- [Directive]: Output the entries verbatim, including every line.

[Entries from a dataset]
[Start]
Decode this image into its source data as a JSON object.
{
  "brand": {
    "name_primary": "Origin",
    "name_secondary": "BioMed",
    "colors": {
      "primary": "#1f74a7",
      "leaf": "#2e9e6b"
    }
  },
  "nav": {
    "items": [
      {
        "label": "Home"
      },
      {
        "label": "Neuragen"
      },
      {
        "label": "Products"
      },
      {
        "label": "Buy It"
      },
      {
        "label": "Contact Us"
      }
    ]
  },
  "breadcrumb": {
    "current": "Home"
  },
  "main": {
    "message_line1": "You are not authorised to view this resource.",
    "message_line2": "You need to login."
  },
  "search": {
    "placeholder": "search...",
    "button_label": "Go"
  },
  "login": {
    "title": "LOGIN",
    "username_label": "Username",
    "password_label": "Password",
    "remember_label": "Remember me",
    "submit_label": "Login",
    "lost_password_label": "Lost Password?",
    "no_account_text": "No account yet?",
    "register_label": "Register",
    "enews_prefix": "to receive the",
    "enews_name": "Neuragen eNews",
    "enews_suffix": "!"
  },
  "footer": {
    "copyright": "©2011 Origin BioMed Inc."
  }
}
[End]
- [Response to this task]:
Decode this image into its source data as a JSON object.
{
  "brand": {
    "name_primary": "Origin",
    "name_secondary": "BioMed",
    "colors": {
      "primary": "#1f74a7",
      "leaf": "#2e9e6b"
    }
  },
  "nav": {
    "items": [
      {
        "label": "Home"
      },
      {
        "label": "Neuragen"
      },
      {
        "label": "Products"
      },
      {
        "label": "Buy It"
      },
      {
        "label": "Contact Us"
      }
    ]
  },
  "breadcrumb": {
    "current": "Home"
  },
  "main": {
    "message_line1": "You are not authorised to view this resource.",
    "message_line2": "You need to login."
  },
  "search": {
    "placeholder": "search...",
    "button_label": "Go"
  },
  "login": {
    "title": "LOGIN",
    "username_label": "Username",
    "password_label": "Password",
    "remember_label": "Remember me",
    "submit_label": "Login",
    "lost_password_label": "Lost Password?",
    "no_account_text": "No account yet?",
    "register_label": "Register",
    "enews_prefix": "to receive the",
    "enews_name": "Neuragen eNews",
    "enews_suffix": "!"
  },
  "footer": {
    "copyright": "©2011 Origin BioMed Inc."
  }
}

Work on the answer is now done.